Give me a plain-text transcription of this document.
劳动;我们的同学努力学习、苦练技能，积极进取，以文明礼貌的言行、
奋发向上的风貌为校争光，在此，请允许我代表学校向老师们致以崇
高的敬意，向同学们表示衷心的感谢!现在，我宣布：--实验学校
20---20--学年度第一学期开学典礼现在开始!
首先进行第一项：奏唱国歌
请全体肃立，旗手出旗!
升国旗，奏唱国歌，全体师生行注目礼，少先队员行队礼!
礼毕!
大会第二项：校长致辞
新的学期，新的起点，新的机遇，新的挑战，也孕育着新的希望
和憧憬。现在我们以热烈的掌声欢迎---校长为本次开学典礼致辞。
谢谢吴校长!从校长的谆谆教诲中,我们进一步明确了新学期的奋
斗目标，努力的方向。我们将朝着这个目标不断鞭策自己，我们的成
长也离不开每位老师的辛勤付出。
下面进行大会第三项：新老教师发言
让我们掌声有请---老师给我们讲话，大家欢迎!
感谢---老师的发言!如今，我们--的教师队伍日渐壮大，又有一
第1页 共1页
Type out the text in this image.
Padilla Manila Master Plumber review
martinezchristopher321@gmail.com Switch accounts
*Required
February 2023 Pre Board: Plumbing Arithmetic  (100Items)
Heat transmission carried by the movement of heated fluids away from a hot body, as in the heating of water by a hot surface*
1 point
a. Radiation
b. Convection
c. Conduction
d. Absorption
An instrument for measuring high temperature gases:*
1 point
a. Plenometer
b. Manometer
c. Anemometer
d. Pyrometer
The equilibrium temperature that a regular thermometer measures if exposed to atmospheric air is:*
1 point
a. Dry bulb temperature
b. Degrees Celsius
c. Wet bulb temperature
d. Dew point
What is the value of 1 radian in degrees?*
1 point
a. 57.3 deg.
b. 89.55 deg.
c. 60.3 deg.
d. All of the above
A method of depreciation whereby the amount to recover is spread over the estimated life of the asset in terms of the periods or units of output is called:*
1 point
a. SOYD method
:::::
* What this task involves: Output only the lines from the one holding "Type out the text in this image." through the last line above, exactly as they appear.

* Complete answer:
Type out the text in this image.
Padilla Manila Master Plumber review
martinezchristopher321@gmail.com Switch accounts
*Required
February 2023 Pre Board: Plumbing Arithmetic  (100Items)
Heat transmission carried by the movement of heated fluids away from a hot body, as in the heating of water by a hot surface*
1 point
a. Radiation
b. Convection
c. Conduction
d. Absorption
An instrument for measuring high temperature gases:*
1 point
a. Plenometer
b. Manometer
c. Anemometer
d. Pyrometer
The equilibrium temperature that a regular thermometer measures if exposed to atmospheric air is:*
1 point
a. Dry bulb temperature
b. Degrees Celsius
c. Wet bulb temperature
d. Dew point
What is the value of 1 radian in degrees?*
1 point
a. 57.3 deg.
b. 89.55 deg.
c. 60.3 deg.
d. All of the above
A method of depreciation whereby the amount to recover is spread over the estimated life of the asset in terms of the periods or units of output is called:*
1 point
a. SOYD method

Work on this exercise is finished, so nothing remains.